--- EXERCISE TEXT ---

While recognized as critical factors in biological development, SHH signal pathway has rapidly underwent intense study in oncology [8]. Significantly, interaction between tumor cells and the tumor microenvironment was mediated by Hh signaling, which might result in proliferation and metastasis in multiple tumor types [9]. In other words, the SHH pathway is implicated in several types of cancers, such as basal cell carcinomas, medulloblastomas, gliomas, sarcomas, and pancreatic carcinomas. Although many cancers activate the pathway either by activation of smoothened or inactivation of patched, some tumors involve in SHH signaling by increasing the expression levels of GLI, such as rhabdomyosarcoma, osteosarcoma, glioma, breast cancer, pericytoma, prostate cancer, and Ewing sarcoma family of tumors. Therefore, GLI would be a potential beneficial therapeutic target for a wide spectrum of cancer patients.

EMT-inducing transcription factors, such as Twist1, Snail1, ZEB and Six1, have been proved to be associated with metastasis by experiments involving loss-of-function and gain-of-function about EMT [16]. For example, E-cadherin exhibits the ability of promoting cell adhesion and preventing tumor invasion and metastasis [17]. Moreover, Twist1 has been proved the role of enhancing metastasis in many types of cancers [18]. These data demonstrated that induction of EMT may induce tumor metastatic progression in vivo. In response to EMT-inducing pathway, the expression level of epithelial cell markers is down-regulated in epithelial cells. By contrast, the mesenchymal markers are up regulated. Pivotal functional processes, such as cell proliferation, migration and invasion, could be regulated by EMT-inducing transcription factors [17]. Moreover, EMT-inducing transcription factors are downregulated post embryogenesis, but re-expressed when carcinogenesis, which would result in increased tumor initiation and enhanced metastasis. In tumor cells, Twist1 and Snail1 could repress E-Cadherin and upregulate mesenchymal genes [4].

EMT regulation is a complicated process; the SHH/Gli pathway may take part in at different levels [7], thus, the detailed mechanism involving SHH signaling regulating EMT process in lung cancer needs further investigation. Considering cell lines used in the current study, some reports have suggested that H1299 cell line might be a more suitable tool in EMT research. However, H1975, which was selected in the current study, has also been widely used in many other studies.

--- DATA PROVIDED ---

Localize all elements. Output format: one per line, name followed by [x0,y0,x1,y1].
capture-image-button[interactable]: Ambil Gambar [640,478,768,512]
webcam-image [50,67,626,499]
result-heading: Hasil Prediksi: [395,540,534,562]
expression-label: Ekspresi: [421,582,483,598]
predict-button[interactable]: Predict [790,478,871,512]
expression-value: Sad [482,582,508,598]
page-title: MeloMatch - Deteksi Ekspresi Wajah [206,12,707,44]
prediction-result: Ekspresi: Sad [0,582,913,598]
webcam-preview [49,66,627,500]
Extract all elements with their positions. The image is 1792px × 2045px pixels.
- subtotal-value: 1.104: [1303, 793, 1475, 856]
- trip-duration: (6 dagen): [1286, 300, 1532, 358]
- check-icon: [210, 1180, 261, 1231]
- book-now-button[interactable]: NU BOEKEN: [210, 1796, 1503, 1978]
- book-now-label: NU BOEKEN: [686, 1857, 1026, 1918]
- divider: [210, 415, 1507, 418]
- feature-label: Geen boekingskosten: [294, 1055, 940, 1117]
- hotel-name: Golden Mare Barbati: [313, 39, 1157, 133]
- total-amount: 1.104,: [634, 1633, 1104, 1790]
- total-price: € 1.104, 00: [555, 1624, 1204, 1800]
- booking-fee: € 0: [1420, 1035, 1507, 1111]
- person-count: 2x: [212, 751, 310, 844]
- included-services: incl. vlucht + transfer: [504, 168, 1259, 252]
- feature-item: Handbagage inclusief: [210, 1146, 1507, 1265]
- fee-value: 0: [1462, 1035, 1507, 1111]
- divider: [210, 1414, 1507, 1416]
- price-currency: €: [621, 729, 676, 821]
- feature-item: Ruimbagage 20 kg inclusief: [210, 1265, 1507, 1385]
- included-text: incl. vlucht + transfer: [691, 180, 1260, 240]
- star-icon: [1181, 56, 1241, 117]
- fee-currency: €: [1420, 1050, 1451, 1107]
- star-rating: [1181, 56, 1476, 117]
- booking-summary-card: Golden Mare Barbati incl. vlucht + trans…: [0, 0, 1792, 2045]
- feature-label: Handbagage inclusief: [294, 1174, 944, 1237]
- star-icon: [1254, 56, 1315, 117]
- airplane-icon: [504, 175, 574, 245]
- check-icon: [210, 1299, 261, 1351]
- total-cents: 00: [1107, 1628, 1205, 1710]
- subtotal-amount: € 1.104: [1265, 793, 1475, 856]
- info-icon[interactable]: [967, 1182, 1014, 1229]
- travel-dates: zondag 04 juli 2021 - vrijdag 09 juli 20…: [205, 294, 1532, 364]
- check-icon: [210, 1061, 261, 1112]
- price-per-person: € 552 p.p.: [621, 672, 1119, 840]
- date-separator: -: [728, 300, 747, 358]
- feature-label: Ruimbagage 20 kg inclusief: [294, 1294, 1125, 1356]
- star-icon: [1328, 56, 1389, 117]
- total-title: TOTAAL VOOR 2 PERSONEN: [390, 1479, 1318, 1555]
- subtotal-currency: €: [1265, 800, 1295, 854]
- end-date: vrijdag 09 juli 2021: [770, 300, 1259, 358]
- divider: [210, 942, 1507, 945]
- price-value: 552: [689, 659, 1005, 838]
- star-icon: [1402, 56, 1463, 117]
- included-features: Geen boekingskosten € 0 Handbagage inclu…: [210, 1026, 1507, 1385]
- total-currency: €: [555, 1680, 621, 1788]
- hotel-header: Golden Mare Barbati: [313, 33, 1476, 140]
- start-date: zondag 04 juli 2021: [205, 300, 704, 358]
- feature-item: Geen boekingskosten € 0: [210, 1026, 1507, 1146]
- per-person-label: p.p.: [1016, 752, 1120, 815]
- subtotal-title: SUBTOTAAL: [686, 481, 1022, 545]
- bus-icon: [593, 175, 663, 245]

---

» **WHAT TO WORK ON**:
(a) According to the passage on SHH signaling in cancer, why would GLI be a potential beneficial therapeutic target for a wide spectrum of cancer patients?
(b) List every EMT-inducing transcription factor named in the passage on SHH signaling and EMT.
(c) Carry on the passage on SHH signaling and EMT in lung cancer, starting after its final sentence.

» **ANSWERS GIVEN**:
(a) Some tumors take part in SHH signaling by increasing GLI expression levels, rather than through activation of smoothened or inactivation of patched. These tumors include rhabdomyosarcoma, osteosarcoma, glioma, breast cancer, pericytoma, prostate cancer, and Ewing sarcoma family of tumors. For that reason, GLI is presented as a potential target across many cancers.

(b) Twist1, Snail1, ZEB, Six1

(c)
During carcinogenesis, progression and metastasis, EMT act together with other key signaling pathways, such as Wnt, SHH, and so on [10]. Till now, there is no direct evidence linking SHH networks to lung cancer in the aspect of EMT. Furthermore, Shh signaling has been found to be essential for lung cancer onset and progression [11]. Consistently, Twist1 is intimately associated with Hh/GLI signaling pathway during normal and disease-related procedures [19]. Recently, Twist1 and Snail1 were proved to take part in the Hh signaling in tumor-initiating cells [20]. EMT transcription factors Twist1, Snail1 and Six1 would influence carcinoma cells by inducing EMT characteristics and aggressive properties [21]. EMT transcription factors activate GLI by employing different mechanisms, including Hh ligand depended signaling [22].

While further study is still necessary, Gli inhibition is a potential field deserving further study and promising drug development, because of its close association with EMT and regulation of tumorigenesis and aggression in lung cancer.

Conclusion

The current study presents data for abnormal overexpression of the Gli pathway and a tight link between Gli versus AKT and EMT expression in lung cancer. The current results indicate that activation of SHH/Gli signaling pathway may be important in increasing cell survival and progression. Inhibiting of Gli and AKT pathway may thus serve as a potential therapeutic target for lung cancer patients.